** begin **

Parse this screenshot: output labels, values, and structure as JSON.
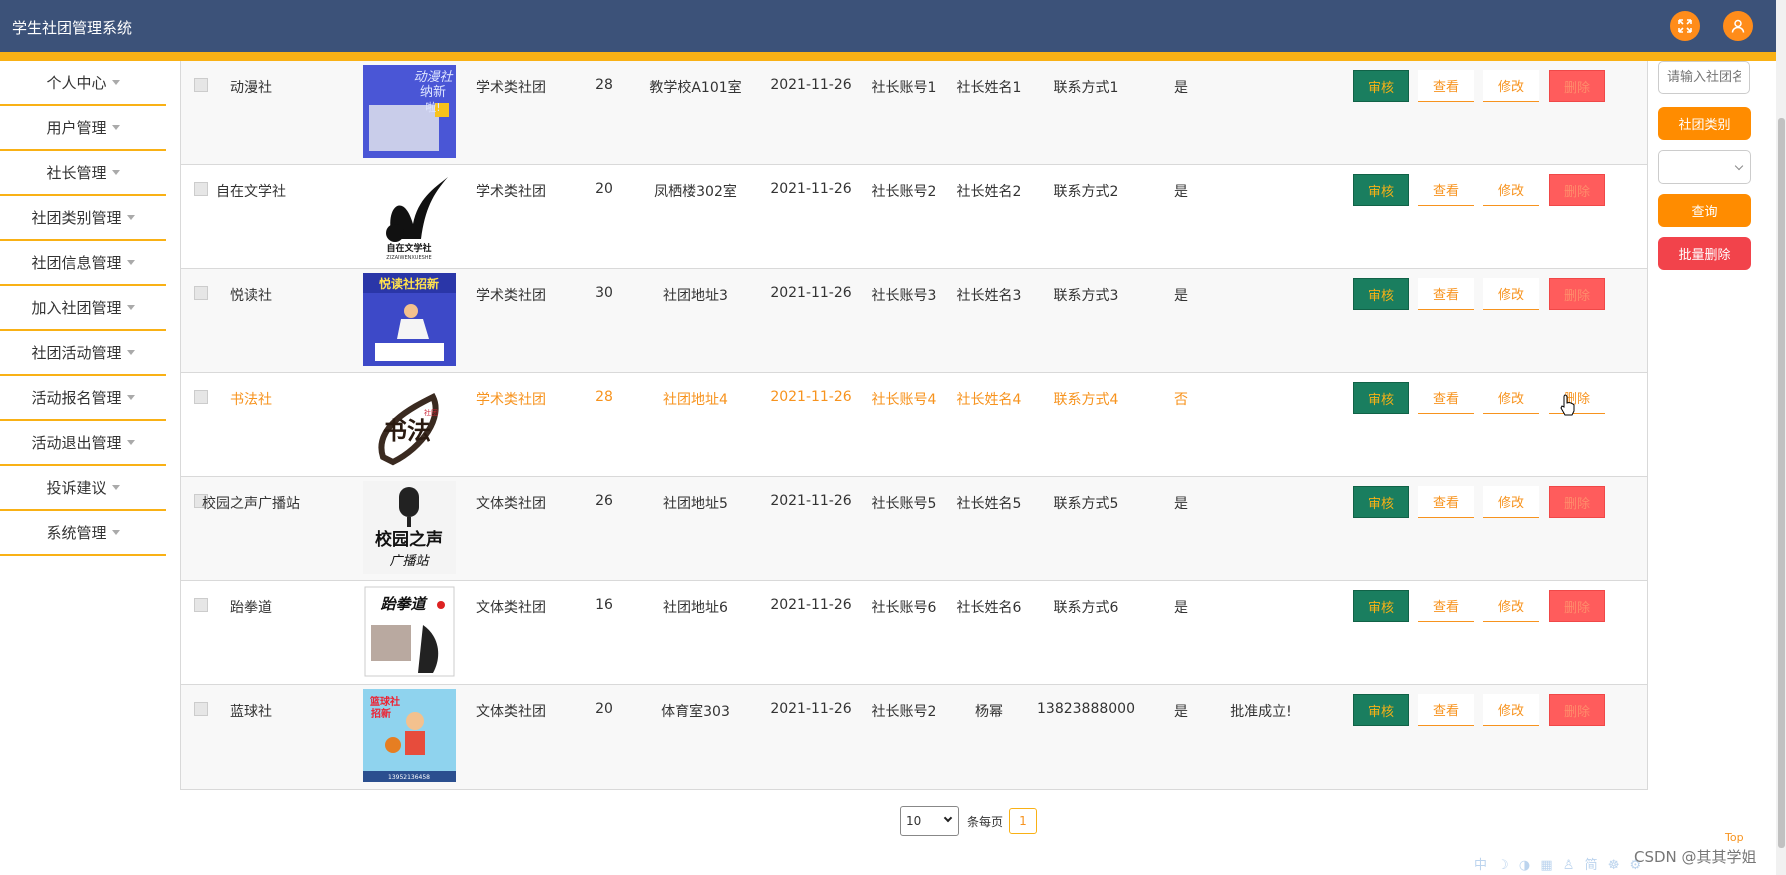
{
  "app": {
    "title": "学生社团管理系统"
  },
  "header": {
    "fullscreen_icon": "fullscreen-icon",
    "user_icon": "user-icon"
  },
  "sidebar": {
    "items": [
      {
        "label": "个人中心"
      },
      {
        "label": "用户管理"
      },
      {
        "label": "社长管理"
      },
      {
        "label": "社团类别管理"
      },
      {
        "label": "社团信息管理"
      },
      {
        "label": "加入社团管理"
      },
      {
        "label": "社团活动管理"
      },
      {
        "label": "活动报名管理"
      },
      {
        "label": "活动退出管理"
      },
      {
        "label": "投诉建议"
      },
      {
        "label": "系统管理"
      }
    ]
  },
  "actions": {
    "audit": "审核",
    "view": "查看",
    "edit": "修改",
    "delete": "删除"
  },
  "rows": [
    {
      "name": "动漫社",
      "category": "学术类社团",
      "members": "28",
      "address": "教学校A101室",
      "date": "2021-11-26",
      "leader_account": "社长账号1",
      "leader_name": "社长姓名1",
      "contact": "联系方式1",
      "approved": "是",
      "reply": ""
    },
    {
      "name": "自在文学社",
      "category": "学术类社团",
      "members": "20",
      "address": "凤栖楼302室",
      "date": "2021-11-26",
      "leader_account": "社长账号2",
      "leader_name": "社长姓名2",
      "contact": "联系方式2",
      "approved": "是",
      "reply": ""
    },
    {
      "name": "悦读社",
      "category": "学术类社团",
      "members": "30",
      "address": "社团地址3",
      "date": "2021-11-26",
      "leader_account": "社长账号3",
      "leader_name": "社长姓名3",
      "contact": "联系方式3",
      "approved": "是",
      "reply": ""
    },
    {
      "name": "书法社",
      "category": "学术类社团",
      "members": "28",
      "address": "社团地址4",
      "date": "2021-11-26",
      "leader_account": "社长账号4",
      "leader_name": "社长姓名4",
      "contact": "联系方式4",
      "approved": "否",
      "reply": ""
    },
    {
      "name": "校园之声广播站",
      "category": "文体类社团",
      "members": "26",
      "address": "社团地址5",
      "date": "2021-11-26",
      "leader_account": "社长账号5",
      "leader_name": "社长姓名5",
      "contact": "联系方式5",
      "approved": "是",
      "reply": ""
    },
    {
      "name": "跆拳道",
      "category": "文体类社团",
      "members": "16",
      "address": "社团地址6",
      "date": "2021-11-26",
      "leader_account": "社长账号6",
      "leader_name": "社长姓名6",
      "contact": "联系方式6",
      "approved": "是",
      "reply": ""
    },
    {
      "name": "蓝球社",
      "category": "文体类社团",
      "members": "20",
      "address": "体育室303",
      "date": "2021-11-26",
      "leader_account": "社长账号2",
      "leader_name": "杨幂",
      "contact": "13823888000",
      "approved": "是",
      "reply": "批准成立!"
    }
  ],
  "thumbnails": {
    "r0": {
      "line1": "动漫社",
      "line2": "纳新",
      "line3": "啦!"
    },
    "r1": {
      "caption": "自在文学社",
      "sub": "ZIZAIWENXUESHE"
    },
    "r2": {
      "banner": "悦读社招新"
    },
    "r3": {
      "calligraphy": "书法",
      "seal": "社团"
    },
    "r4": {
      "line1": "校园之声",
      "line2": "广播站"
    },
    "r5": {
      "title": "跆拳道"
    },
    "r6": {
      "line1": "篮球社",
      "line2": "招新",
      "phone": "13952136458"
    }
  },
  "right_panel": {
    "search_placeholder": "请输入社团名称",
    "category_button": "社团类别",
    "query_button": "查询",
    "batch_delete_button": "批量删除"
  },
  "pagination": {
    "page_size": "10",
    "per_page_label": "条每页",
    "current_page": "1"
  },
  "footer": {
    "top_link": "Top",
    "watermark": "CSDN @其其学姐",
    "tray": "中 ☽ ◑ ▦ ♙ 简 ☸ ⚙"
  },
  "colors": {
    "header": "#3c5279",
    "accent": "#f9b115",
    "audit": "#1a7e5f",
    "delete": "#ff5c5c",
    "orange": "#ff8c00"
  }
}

** end **

### WHAT NEEDS TO BE DONE
Repeat each entry exactly as it appears; skip any picture.

### SOLUTION FOR THIS TASK
Parse this screenshot: output labels, values, and structure as JSON.
{
  "app": {
    "title": "学生社团管理系统"
  },
  "header": {
    "fullscreen_icon": "fullscreen-icon",
    "user_icon": "user-icon"
  },
  "sidebar": {
    "items": [
      {
        "label": "个人中心"
      },
      {
        "label": "用户管理"
      },
      {
        "label": "社长管理"
      },
      {
        "label": "社团类别管理"
      },
      {
        "label": "社团信息管理"
      },
      {
        "label": "加入社团管理"
      },
      {
        "label": "社团活动管理"
      },
      {
        "label": "活动报名管理"
      },
      {
        "label": "活动退出管理"
      },
      {
        "label": "投诉建议"
      },
      {
        "label": "系统管理"
      }
    ]
  },
  "actions": {
    "audit": "审核",
    "view": "查看",
    "edit": "修改",
    "delete": "删除"
  },
  "rows": [
    {
      "name": "动漫社",
      "category": "学术类社团",
      "members": "28",
      "address": "教学校A101室",
      "date": "2021-11-26",
      "leader_account": "社长账号1",
      "leader_name": "社长姓名1",
      "contact": "联系方式1",
      "approved": "是",
      "reply": ""
    },
    {
      "name": "自在文学社",
      "category": "学术类社团",
      "members": "20",
      "address": "凤栖楼302室",
      "date": "2021-11-26",
      "leader_account": "社长账号2",
      "leader_name": "社长姓名2",
      "contact": "联系方式2",
      "approved": "是",
      "reply": ""
    },
    {
      "name": "悦读社",
      "category": "学术类社团",
      "members": "30",
      "address": "社团地址3",
      "date": "2021-11-26",
      "leader_account": "社长账号3",
      "leader_name": "社长姓名3",
      "contact": "联系方式3",
      "approved": "是",
      "reply": ""
    },
    {
      "name": "书法社",
      "category": "学术类社团",
      "members": "28",
      "address": "社团地址4",
      "date": "2021-11-26",
      "leader_account": "社长账号4",
      "leader_name": "社长姓名4",
      "contact": "联系方式4",
      "approved": "否",
      "reply": ""
    },
    {
      "name": "校园之声广播站",
      "category": "文体类社团",
      "members": "26",
      "address": "社团地址5",
      "date": "2021-11-26",
      "leader_account": "社长账号5",
      "leader_name": "社长姓名5",
      "contact": "联系方式5",
      "approved": "是",
      "reply": ""
    },
    {
      "name": "跆拳道",
      "category": "文体类社团",
      "members": "16",
      "address": "社团地址6",
      "date": "2021-11-26",
      "leader_account": "社长账号6",
      "leader_name": "社长姓名6",
      "contact": "联系方式6",
      "approved": "是",
      "reply": ""
    },
    {
      "name": "蓝球社",
      "category": "文体类社团",
      "members": "20",
      "address": "体育室303",
      "date": "2021-11-26",
      "leader_account": "社长账号2",
      "leader_name": "杨幂",
      "contact": "13823888000",
      "approved": "是",
      "reply": "批准成立!"
    }
  ],
  "thumbnails": {
    "r0": {
      "line1": "动漫社",
      "line2": "纳新",
      "line3": "啦!"
    },
    "r1": {
      "caption": "自在文学社",
      "sub": "ZIZAIWENXUESHE"
    },
    "r2": {
      "banner": "悦读社招新"
    },
    "r3": {
      "calligraphy": "书法",
      "seal": "社团"
    },
    "r4": {
      "line1": "校园之声",
      "line2": "广播站"
    },
    "r5": {
      "title": "跆拳道"
    },
    "r6": {
      "line1": "篮球社",
      "line2": "招新",
      "phone": "13952136458"
    }
  },
  "right_panel": {
    "search_placeholder": "请输入社团名称",
    "category_button": "社团类别",
    "query_button": "查询",
    "batch_delete_button": "批量删除"
  },
  "pagination": {
    "page_size": "10",
    "per_page_label": "条每页",
    "current_page": "1"
  },
  "footer": {
    "top_link": "Top",
    "watermark": "CSDN @其其学姐",
    "tray": "中 ☽ ◑ ▦ ♙ 简 ☸ ⚙"
  },
  "colors": {
    "header": "#3c5279",
    "accent": "#f9b115",
    "audit": "#1a7e5f",
    "delete": "#ff5c5c",
    "orange": "#ff8c00"
  }
}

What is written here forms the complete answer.